● **Source document**

AMERICANS FOR PRESERVATION OF WESTERN ENVIRONMENT, INC.
PO BOX 612
RESERVE NM 87830
Ed Wehrheim, Chair
Contact: Ed Wehrheim FOR IMMEDIATE RELEASE
APWE CHALLENGES MEXICAN WOLF PETITION
Group Asks Is Mexican Wolf Really Worth The Cost
RESERVE, N.M. On August 11, 2009, the Tucson-based environmental litigation group, Center For Biological Diversity (CBD), filed a petition with Department of the Interior Secretary Ken Salazar.
“The petition calls for taking the Mexican wolf off of its current experimental, non-essential” status and putting it on fully endangered status,” said Ed Wehrheim, Chair of Americans for Preservation of Western Environment (APWE), a citizen-based New Mexico non-profit corporation. APWE was formed in 2008 in response to the outrage of New Mexico and Arizona residents and business owners over the callous disregard for the welfare and safety of human beings by the Mexican Wolf Program.
“CBD also wants a critical habitat designation for the wolves,” Wehrheim said. “This means expansion of the existing designated Mexican wolf area, closure of our trails and roads, denying human access, and hunting and grazing restrictions. In other words, our public lands will be closed to the public. ”
The 22 page petition (with additional 10 pages of citations) claims that the Mexican wolf’s historic range is not precisely known, and that wolves can live anywhere that hosts an adequate prey base of ungulates, yet also claims that these wolves occur in an unusual and unique ecological setting.

● **Assigned task A**
In the press release on the Mexican wolf petition, list each thing Ed Wehrheim says a critical habitat designation would mean, in the order he gives them.
● **Assigned task B**
Answer these questions from the press release on the Mexican wolf petition:
(i) On what date did the Center For Biological Diversity file its petition?
(ii) In what year was APWE formed?
(iii) How many pages of citations accompany the petition?
● **Assigned task C**
Carry on writing the press release on the Mexican wolf petition, starting right after its last sentence.

● **Given records**
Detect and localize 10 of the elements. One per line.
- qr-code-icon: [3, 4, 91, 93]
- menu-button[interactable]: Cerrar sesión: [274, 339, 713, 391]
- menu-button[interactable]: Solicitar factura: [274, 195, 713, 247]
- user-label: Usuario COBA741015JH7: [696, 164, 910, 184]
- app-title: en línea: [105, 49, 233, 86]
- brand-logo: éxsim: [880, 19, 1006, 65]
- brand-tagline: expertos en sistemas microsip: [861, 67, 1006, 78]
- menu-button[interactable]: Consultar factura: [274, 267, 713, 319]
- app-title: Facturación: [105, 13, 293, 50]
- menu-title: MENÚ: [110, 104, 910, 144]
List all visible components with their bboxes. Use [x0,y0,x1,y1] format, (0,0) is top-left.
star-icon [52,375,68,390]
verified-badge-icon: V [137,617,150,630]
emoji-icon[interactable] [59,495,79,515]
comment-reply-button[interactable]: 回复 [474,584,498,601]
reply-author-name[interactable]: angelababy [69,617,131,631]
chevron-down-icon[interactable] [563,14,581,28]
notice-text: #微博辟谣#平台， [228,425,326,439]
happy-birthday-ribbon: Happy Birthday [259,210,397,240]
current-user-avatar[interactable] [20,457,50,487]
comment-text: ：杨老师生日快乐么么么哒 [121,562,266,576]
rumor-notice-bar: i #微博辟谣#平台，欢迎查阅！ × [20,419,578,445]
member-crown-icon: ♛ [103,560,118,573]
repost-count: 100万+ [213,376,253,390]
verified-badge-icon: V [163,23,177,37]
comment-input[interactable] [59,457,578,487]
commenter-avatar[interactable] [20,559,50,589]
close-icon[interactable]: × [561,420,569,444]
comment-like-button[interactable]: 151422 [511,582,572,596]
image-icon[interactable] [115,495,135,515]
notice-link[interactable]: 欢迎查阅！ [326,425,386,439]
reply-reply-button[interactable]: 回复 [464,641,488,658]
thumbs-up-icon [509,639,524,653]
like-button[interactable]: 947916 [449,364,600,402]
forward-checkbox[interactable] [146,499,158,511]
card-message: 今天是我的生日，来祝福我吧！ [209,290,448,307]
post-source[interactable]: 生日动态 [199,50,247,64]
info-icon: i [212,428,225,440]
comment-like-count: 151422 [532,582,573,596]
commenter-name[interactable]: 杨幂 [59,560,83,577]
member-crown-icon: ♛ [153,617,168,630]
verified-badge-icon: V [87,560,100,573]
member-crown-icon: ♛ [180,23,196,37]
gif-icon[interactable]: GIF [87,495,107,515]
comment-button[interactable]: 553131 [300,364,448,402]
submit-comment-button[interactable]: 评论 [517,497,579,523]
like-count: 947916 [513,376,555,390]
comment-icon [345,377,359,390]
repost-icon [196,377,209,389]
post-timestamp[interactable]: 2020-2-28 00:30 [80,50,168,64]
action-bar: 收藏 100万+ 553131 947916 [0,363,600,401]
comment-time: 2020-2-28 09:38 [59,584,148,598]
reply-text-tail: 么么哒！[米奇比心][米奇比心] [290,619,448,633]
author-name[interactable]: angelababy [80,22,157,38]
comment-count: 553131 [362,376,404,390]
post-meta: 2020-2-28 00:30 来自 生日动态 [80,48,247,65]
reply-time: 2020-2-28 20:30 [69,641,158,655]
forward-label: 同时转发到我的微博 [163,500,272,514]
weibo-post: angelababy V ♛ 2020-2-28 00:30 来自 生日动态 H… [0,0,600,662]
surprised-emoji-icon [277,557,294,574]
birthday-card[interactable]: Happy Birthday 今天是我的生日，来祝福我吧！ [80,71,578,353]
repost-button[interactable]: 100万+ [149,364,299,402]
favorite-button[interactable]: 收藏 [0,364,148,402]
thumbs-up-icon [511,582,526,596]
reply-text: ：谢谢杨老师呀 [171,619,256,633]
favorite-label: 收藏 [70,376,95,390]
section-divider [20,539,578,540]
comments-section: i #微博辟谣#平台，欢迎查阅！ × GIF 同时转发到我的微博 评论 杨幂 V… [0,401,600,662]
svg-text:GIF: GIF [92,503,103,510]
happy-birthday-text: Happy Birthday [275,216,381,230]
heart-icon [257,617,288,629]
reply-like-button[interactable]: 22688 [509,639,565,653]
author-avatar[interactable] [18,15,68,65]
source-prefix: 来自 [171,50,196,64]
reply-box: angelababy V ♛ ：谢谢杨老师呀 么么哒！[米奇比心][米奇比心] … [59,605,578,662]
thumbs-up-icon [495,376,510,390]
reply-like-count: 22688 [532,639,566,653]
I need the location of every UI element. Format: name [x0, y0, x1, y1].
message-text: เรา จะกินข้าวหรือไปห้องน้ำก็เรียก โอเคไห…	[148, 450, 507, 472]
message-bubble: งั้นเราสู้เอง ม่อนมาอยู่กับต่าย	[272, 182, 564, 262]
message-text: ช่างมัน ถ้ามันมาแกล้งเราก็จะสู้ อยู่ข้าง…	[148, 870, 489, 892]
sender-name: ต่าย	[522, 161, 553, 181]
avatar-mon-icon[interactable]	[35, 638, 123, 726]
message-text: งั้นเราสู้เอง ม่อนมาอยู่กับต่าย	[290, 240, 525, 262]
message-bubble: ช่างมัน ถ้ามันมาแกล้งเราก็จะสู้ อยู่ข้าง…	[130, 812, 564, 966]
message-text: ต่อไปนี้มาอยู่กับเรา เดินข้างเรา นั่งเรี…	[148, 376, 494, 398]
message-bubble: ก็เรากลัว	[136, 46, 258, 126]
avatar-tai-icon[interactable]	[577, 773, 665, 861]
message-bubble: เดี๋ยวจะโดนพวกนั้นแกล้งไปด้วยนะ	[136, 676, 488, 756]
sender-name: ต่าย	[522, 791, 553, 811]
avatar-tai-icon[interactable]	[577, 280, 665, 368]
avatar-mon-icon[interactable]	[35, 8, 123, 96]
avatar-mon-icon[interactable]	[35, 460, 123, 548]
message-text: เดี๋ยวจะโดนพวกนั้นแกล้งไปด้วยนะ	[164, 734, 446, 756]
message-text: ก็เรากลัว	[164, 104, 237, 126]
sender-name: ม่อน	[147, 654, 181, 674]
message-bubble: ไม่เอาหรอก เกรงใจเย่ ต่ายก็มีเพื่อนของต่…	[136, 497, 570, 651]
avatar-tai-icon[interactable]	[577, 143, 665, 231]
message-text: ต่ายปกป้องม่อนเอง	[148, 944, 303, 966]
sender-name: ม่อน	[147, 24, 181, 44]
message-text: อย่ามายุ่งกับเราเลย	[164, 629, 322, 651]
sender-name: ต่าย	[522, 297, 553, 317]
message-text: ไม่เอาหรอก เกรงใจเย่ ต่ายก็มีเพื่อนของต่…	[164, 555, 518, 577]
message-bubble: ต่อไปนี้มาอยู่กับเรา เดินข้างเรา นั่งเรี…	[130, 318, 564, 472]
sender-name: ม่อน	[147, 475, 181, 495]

● **Written answer A**
- Expansion of the existing designated Mexican wolf area
- Closure of trails and roads
- Denying human access
- Hunting and grazing restrictions

● **Written answer B**
(i) August 11, 2009
(ii) 2008
(iii) 10

● **Written answer C**
“The only unusual and unique setting for the Mexican wolves is that this is a low human population area, so CBD figures that the people don’t matter,” Wehrheim said. “Americans for Preservation of Western Environment intends to set CBD straight on that issue.”
APWE’s first annual meeting is being held in Reserve, NM on Saturday, October 10, 2009, at 10 a.m. at the Reserve Community Center. APWE’s board will present an accounting of its work on behalf of the people who live in the Mexican wolf recovery area over the past year, and talk about plans for future actions. Everyone is welcome to attend.
“It’s not as if humans weren’t here, as if humans don’t matter,” Wehrheim said. “We’re citizens, we have a right to life, liberty and the pursuit of happiness, just like anyone else. We don’t intend to be run over by environmental litigation groups like CBD.”
"After ten years, more than $400,000 per wolf and untold damage to our communities, they’re trying to blame their own failure with the Mexican wolf program on us, the people who live here in the program area," Wehrheim said.